■ Aim of the exercise: Give the listing again character for character, but drop the images.

• • • • • • •

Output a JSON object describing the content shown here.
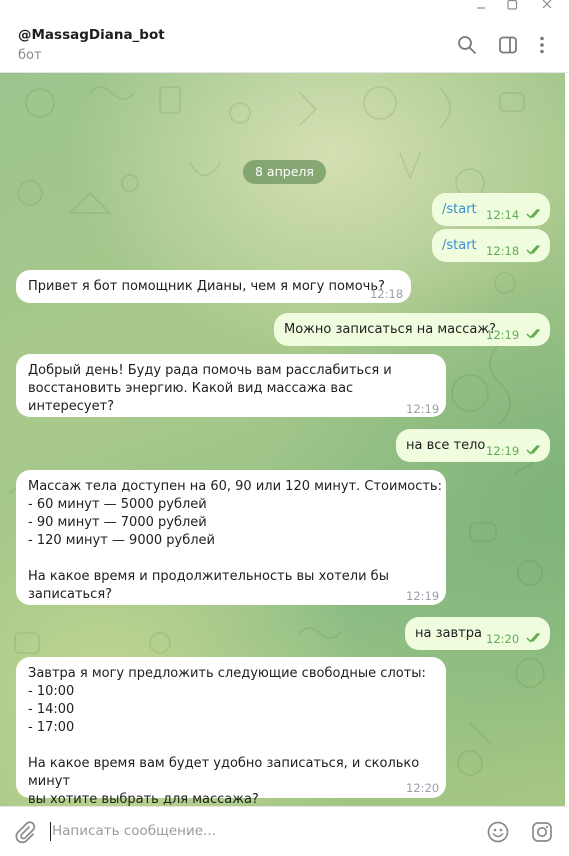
{
  "window": {
    "minimize_icon": "minimize-icon",
    "maximize_icon": "maximize-icon",
    "close_icon": "close-icon"
  },
  "header": {
    "title": "@MassagDiana_bot",
    "subtitle": "бот",
    "icons": [
      "search-icon",
      "sidebar-toggle-icon",
      "more-vert-icon"
    ]
  },
  "date_divider": "8 апреля",
  "messages": [
    {
      "dir": "out",
      "text": "/start",
      "time": "12:14",
      "read": true
    },
    {
      "dir": "out",
      "text": "/start",
      "time": "12:18",
      "read": true
    },
    {
      "dir": "in",
      "text": "Привет я бот помощник Дианы, чем я могу помочь?",
      "time": "12:18"
    },
    {
      "dir": "out",
      "text": "Можно записаться на массаж?",
      "time": "12:19",
      "read": true
    },
    {
      "dir": "in",
      "text": "Добрый день! Буду рада помочь вам расслабиться и\nвосстановить энергию. Какой вид массажа вас интересует?",
      "time": "12:19"
    },
    {
      "dir": "out",
      "text": "на все тело",
      "time": "12:19",
      "read": true
    },
    {
      "dir": "in",
      "text": "Массаж тела доступен на 60, 90 или 120 минут. Стоимость:\n- 60 минут — 5000 рублей\n- 90 минут — 7000 рублей\n- 120 минут — 9000 рублей\n\nНа какое время и продолжительность вы хотели бы записаться?",
      "time": "12:19"
    },
    {
      "dir": "out",
      "text": "на завтра",
      "time": "12:20",
      "read": true
    },
    {
      "dir": "in",
      "text": "Завтра я могу предложить следующие свободные слоты:\n- 10:00\n- 14:00\n- 17:00\n\nНа какое время вам будет удобно записаться, и сколько минут\nвы хотите выбрать для массажа?",
      "time": "12:20"
    }
  ],
  "composer": {
    "placeholder": "Написать сообщение...",
    "icons": [
      "attach-icon",
      "emoji-icon",
      "camera-icon"
    ]
  },
  "colors": {
    "outgoing_bubble": "#effdde",
    "incoming_bubble": "#ffffff",
    "read_ticks": "#62ac55",
    "command_link": "#3a8fd6"
  }
}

• • • • • • •

■ Output for this task:
Output a JSON object describing the content shown here.
{
  "window": {
    "minimize_icon": "minimize-icon",
    "maximize_icon": "maximize-icon",
    "close_icon": "close-icon"
  },
  "header": {
    "title": "@MassagDiana_bot",
    "subtitle": "бот",
    "icons": [
      "search-icon",
      "sidebar-toggle-icon",
      "more-vert-icon"
    ]
  },
  "date_divider": "8 апреля",
  "messages": [
    {
      "dir": "out",
      "text": "/start",
      "time": "12:14",
      "read": true
    },
    {
      "dir": "out",
      "text": "/start",
      "time": "12:18",
      "read": true
    },
    {
      "dir": "in",
      "text": "Привет я бот помощник Дианы, чем я могу помочь?",
      "time": "12:18"
    },
    {
      "dir": "out",
      "text": "Можно записаться на массаж?",
      "time": "12:19",
      "read": true
    },
    {
      "dir": "in",
      "text": "Добрый день! Буду рада помочь вам расслабиться и\nвосстановить энергию. Какой вид массажа вас интересует?",
      "time": "12:19"
    },
    {
      "dir": "out",
      "text": "на все тело",
      "time": "12:19",
      "read": true
    },
    {
      "dir": "in",
      "text": "Массаж тела доступен на 60, 90 или 120 минут. Стоимость:\n- 60 минут — 5000 рублей\n- 90 минут — 7000 рублей\n- 120 минут — 9000 рублей\n\nНа какое время и продолжительность вы хотели бы записаться?",
      "time": "12:19"
    },
    {
      "dir": "out",
      "text": "на завтра",
      "time": "12:20",
      "read": true
    },
    {
      "dir": "in",
      "text": "Завтра я могу предложить следующие свободные слоты:\n- 10:00\n- 14:00\n- 17:00\n\nНа какое время вам будет удобно записаться, и сколько минут\nвы хотите выбрать для массажа?",
      "time": "12:20"
    }
  ],
  "composer": {
    "placeholder": "Написать сообщение...",
    "icons": [
      "attach-icon",
      "emoji-icon",
      "camera-icon"
    ]
  },
  "colors": {
    "outgoing_bubble": "#effdde",
    "incoming_bubble": "#ffffff",
    "read_ticks": "#62ac55",
    "command_link": "#3a8fd6"
  }
}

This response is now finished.